FRAGMENTO PARA LEER:
------------------------------------------------

Radio UNAM/Farrah de la Cruz Cárdenas
Es muy probable que el SARS-CoV-2 haya “brincado” a la población humana al sufrir un proceso de recombinación que permitió su multiplicación eficiente

Levantar la emergencia sanitaria debido a la pandemia del virus SARS-CoV-2 precisa de ciertos controles epidemiológicos que sólo se pueden llevar a cabo a través del conocimiento de las variantes existentes del virus.

“Es decir, necesitamos hacer un mapa epidemiológico de las variantes que tengamos del virus en el país. Para ello, es indispensable saber si son todas infecciones autóctonas o si están llegando de fuera”, refirió Antonio Lazcano Araujo, doctor en Ciencias por la Universidad Nacional Autónoma de México.

El poder observar estas variantes permitió conocer que, entre ellas, el número de mutaciones es diferente y reducido, lo que marca su importancia: la comparación de las secuencias indicó la existencia de dos grandes grupos separados únicamente por una mutación puntual.

En este sentido, el Instituto de Biotecnología (IB) de la UNAM juega un papel importante en la secuenciación de las cepas mexicanas. Hoy en día también podemos saber que tienen un origen básicamente europeo y estadounidense y que ya se contaba con la detección oportuna del caso de una cepa autóctona.

------------------------------------------------

INFORMACIÓN DE ORIGEN:
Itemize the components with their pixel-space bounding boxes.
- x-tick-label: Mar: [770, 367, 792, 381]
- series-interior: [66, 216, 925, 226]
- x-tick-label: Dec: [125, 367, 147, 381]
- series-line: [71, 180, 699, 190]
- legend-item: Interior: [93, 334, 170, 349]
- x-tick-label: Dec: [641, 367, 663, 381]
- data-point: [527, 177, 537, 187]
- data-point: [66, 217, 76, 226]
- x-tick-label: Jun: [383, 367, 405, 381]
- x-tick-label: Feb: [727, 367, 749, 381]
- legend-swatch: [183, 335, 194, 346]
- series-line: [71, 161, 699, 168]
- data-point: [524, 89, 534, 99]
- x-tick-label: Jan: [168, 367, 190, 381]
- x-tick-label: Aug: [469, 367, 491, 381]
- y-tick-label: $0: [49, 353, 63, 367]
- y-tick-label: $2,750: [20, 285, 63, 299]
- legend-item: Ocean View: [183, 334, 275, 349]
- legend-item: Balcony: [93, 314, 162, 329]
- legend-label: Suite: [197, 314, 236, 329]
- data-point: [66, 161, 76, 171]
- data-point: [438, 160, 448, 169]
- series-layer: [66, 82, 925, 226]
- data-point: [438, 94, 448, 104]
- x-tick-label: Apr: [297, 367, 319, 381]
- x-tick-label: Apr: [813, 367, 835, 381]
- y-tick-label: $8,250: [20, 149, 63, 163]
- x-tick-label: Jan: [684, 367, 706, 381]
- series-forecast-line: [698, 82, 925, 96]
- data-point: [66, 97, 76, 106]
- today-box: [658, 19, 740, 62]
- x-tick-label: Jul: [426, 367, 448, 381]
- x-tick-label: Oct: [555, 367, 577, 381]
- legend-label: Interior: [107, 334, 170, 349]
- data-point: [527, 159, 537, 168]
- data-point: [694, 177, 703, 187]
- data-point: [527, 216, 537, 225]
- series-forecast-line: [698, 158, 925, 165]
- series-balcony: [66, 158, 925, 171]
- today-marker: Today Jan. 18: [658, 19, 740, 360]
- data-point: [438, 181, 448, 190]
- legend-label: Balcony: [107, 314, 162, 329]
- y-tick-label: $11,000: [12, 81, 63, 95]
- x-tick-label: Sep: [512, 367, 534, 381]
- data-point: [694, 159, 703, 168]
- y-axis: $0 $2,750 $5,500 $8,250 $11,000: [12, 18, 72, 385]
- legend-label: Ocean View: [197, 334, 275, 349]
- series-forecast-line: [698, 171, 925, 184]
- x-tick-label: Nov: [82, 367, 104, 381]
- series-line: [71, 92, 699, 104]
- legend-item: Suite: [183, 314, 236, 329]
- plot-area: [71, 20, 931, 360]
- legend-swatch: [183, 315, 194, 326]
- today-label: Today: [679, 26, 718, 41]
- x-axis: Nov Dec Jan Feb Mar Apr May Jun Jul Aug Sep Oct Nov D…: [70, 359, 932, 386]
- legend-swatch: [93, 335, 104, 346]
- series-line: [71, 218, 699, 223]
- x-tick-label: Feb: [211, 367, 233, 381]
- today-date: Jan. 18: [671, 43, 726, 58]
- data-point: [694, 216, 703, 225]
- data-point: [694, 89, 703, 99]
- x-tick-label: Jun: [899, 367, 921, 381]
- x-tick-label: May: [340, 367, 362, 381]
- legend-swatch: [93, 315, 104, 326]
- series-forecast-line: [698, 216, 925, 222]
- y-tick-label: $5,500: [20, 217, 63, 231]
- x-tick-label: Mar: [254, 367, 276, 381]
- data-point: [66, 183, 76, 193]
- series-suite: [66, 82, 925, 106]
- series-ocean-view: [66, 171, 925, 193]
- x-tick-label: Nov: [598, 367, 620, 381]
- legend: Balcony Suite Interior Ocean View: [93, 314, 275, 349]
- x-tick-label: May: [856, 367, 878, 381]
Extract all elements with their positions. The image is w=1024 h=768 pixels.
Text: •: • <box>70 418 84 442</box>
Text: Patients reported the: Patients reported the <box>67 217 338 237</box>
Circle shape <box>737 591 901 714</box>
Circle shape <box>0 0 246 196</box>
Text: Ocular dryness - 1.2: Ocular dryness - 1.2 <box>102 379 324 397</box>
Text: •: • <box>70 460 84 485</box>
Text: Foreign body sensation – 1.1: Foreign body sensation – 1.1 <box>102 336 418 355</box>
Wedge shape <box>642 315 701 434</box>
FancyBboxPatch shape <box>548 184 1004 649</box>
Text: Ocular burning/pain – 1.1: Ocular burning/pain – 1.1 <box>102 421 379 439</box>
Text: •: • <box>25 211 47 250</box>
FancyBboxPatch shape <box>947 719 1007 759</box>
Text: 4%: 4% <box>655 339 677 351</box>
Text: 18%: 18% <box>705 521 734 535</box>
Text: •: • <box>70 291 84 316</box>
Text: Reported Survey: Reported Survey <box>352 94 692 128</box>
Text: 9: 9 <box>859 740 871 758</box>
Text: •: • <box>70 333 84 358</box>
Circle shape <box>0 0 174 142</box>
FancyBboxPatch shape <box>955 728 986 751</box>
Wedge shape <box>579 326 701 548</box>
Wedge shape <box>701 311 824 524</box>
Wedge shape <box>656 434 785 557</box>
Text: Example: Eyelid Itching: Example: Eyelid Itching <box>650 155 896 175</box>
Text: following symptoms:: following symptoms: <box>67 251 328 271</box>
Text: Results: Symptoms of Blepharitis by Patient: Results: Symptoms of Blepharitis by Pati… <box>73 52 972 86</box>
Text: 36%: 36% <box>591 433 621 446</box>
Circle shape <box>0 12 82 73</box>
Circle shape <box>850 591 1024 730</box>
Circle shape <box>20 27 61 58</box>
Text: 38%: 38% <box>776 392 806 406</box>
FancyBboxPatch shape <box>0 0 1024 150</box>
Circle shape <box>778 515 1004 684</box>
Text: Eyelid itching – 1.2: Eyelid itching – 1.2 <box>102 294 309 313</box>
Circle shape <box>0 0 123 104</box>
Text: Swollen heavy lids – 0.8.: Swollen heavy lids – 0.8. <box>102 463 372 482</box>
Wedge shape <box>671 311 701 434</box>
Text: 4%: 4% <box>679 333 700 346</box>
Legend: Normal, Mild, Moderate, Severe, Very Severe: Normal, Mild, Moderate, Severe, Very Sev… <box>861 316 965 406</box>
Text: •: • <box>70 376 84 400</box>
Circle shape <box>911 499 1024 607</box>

------------------------------------------------

ACTIVIDAD:
Transcribe del fragmento sobre las variantes del SARS-CoV-2 el pasaje que empieza con las palabras "Levantar la emergencia" y termina con "una mutación puntual.".

SOLUCIÓN A CONTINUACIÓN:
Levantar la emergencia sanitaria debido a la pandemia del virus SARS-CoV-2 precisa de ciertos controles epidemiológicos que sólo se pueden llevar a cabo a través del conocimiento de las variantes existentes del virus.

“Es decir, necesitamos hacer un mapa epidemiológico de las variantes que tengamos del virus en el país. Para ello, es indispensable saber si son todas infecciones autóctonas o si están llegando de fuera”, refirió Antonio Lazcano Araujo, doctor en Ciencias por la Universidad Nacional Autónoma de México.

El poder observar estas variantes permitió conocer que, entre ellas, el número de mutaciones es diferente y reducido, lo que marca su importancia: la comparación de las secuencias indicó la existencia de dos grandes grupos separados únicamente por una mutación puntual.